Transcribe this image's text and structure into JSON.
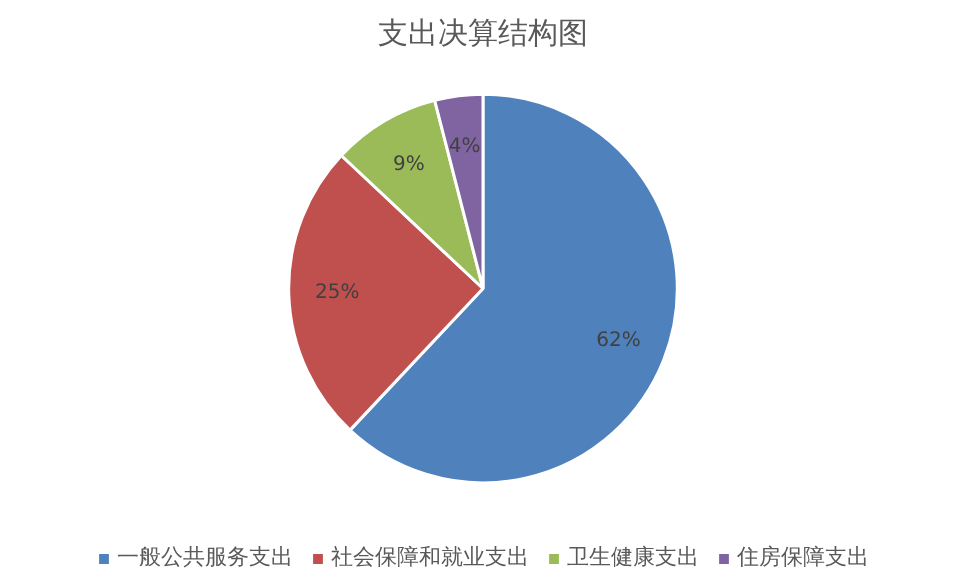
{
  "chart_data": {
    "type": "pie",
    "title": "支出决算结构图",
    "categories": [
      "一般公共服务支出",
      "社会保障和就业支出",
      "卫生健康支出",
      "住房保障支出"
    ],
    "values": [
      62,
      25,
      9,
      4
    ],
    "colors": [
      "#4f81bd",
      "#c0504d",
      "#9bbb59",
      "#8064a2"
    ],
    "value_labels": [
      "62%",
      "25%",
      "9%",
      "4%"
    ],
    "legend": "bottom"
  }
}
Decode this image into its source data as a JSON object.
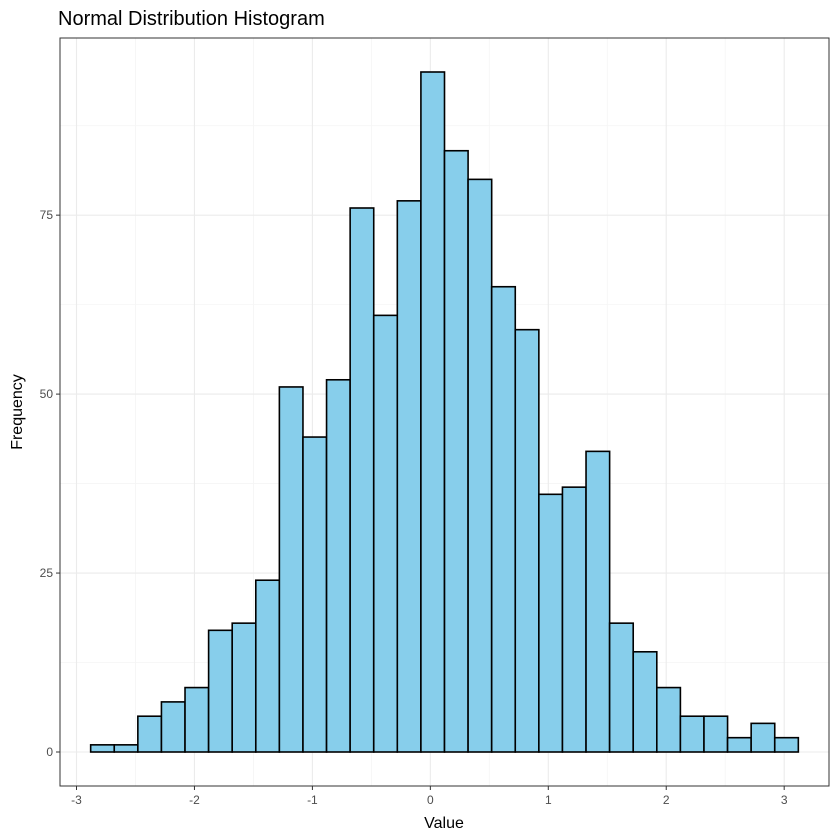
{
  "chart_data": {
    "type": "bar",
    "title": "Normal Distribution Histogram",
    "xlabel": "Value",
    "ylabel": "Frequency",
    "bin_width": 0.2,
    "xlim": [
      -3.14,
      3.38
    ],
    "ylim": [
      -4.75,
      99.75
    ],
    "x_ticks": [
      -3,
      -2,
      -1,
      0,
      1,
      2,
      3
    ],
    "x_tick_labels": [
      "-3",
      "-2",
      "-1",
      "0",
      "1",
      "2",
      "3"
    ],
    "y_ticks": [
      0,
      25,
      50,
      75
    ],
    "y_tick_labels": [
      "0",
      "25",
      "50",
      "75"
    ],
    "grid": true,
    "legend": "none",
    "bins": [
      {
        "x": -2.78,
        "count": 1
      },
      {
        "x": -2.58,
        "count": 1
      },
      {
        "x": -2.38,
        "count": 5
      },
      {
        "x": -2.18,
        "count": 7
      },
      {
        "x": -1.98,
        "count": 9
      },
      {
        "x": -1.78,
        "count": 17
      },
      {
        "x": -1.58,
        "count": 18
      },
      {
        "x": -1.38,
        "count": 24
      },
      {
        "x": -1.18,
        "count": 51
      },
      {
        "x": -0.98,
        "count": 44
      },
      {
        "x": -0.78,
        "count": 52
      },
      {
        "x": -0.58,
        "count": 76
      },
      {
        "x": -0.38,
        "count": 61
      },
      {
        "x": -0.18,
        "count": 77
      },
      {
        "x": 0.02,
        "count": 95
      },
      {
        "x": 0.22,
        "count": 84
      },
      {
        "x": 0.42,
        "count": 80
      },
      {
        "x": 0.62,
        "count": 65
      },
      {
        "x": 0.82,
        "count": 59
      },
      {
        "x": 1.02,
        "count": 36
      },
      {
        "x": 1.22,
        "count": 37
      },
      {
        "x": 1.42,
        "count": 42
      },
      {
        "x": 1.62,
        "count": 18
      },
      {
        "x": 1.82,
        "count": 14
      },
      {
        "x": 2.02,
        "count": 9
      },
      {
        "x": 2.22,
        "count": 5
      },
      {
        "x": 2.42,
        "count": 5
      },
      {
        "x": 2.62,
        "count": 2
      },
      {
        "x": 2.82,
        "count": 4
      },
      {
        "x": 3.02,
        "count": 2
      }
    ],
    "colors": {
      "fill": "#87ceeb",
      "stroke": "#000000",
      "grid_major": "#ebebeb",
      "grid_minor": "#f5f5f5",
      "panel_border": "#333333",
      "tick": "#333333"
    }
  }
}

_ _ _ _ _ _ _

• _Task objective_
Select and copy every line from the records that includes the word "JSON".

• _Written answer_
Transcribe this image's text and structure into JSON.
Decode this image into its source data as a JSON object.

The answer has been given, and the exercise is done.